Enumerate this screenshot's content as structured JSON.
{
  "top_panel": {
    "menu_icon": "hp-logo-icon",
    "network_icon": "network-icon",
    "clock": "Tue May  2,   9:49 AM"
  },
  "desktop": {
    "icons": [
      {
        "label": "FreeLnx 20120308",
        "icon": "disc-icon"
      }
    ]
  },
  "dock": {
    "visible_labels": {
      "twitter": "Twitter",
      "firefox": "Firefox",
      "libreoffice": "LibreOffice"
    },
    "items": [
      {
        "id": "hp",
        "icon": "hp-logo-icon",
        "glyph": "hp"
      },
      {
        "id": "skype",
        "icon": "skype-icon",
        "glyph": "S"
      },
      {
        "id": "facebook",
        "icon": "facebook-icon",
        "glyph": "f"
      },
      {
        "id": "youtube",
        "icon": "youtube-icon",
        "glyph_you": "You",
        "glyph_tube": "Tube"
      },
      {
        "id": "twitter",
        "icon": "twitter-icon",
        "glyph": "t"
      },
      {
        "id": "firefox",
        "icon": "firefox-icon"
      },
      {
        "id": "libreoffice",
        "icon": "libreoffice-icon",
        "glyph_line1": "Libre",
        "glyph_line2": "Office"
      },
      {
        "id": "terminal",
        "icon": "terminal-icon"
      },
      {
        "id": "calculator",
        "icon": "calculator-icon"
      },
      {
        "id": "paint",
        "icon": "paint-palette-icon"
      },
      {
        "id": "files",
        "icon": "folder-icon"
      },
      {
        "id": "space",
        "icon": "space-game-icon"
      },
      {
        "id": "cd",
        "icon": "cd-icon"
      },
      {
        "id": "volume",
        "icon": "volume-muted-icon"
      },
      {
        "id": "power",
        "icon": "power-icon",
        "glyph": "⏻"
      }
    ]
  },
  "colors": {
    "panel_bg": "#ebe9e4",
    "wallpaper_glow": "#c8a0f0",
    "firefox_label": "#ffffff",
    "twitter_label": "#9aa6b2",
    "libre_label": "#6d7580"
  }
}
•••••
## WHAT TO PRODUCE
Copy each line of the listing that holds the word "calculator".

## FINAL ANSWER
        "id": "calculator",
        "icon": "calculator-icon"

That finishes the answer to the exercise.